◆ Exercise requirements
Your task is to filter the data below down to the lines holding "name".
[start of Dataset records]
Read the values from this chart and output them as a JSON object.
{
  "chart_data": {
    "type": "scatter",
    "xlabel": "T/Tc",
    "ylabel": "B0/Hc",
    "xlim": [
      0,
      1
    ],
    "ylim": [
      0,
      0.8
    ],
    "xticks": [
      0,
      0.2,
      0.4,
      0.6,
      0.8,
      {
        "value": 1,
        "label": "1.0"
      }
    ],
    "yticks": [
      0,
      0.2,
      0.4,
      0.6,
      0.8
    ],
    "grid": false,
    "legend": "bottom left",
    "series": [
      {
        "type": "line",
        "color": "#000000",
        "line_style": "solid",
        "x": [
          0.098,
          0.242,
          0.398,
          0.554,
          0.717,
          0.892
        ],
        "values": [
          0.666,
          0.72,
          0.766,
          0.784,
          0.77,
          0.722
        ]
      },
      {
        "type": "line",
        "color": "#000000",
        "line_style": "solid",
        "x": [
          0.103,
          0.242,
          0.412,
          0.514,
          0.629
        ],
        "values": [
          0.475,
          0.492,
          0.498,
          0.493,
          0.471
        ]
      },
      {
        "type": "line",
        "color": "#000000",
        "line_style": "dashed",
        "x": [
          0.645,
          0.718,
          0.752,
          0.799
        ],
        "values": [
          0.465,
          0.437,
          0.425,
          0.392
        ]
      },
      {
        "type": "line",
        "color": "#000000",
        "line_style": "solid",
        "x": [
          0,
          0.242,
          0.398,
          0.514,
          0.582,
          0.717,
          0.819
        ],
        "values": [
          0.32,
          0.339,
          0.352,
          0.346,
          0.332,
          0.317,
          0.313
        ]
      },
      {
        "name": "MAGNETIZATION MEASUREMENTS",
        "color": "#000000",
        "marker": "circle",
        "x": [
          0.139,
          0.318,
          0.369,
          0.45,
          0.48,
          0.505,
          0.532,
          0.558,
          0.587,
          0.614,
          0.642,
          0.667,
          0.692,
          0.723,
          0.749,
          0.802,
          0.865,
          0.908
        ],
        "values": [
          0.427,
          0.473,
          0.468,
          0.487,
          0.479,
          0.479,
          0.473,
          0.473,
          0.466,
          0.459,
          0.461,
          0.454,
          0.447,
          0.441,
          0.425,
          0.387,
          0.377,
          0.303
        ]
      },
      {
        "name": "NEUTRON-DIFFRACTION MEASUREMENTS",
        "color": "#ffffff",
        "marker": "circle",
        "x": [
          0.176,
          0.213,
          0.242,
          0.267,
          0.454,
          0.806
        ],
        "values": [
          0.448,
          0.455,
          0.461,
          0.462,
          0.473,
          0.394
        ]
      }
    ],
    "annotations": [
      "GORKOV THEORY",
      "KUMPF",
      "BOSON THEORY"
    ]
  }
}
[end of Dataset records]
◆ Answer to the problem
        "name": "MAGNETIZATION MEASUREMENTS",
        "name": "NEUTRON-DIFFRACTION MEASUREMENTS",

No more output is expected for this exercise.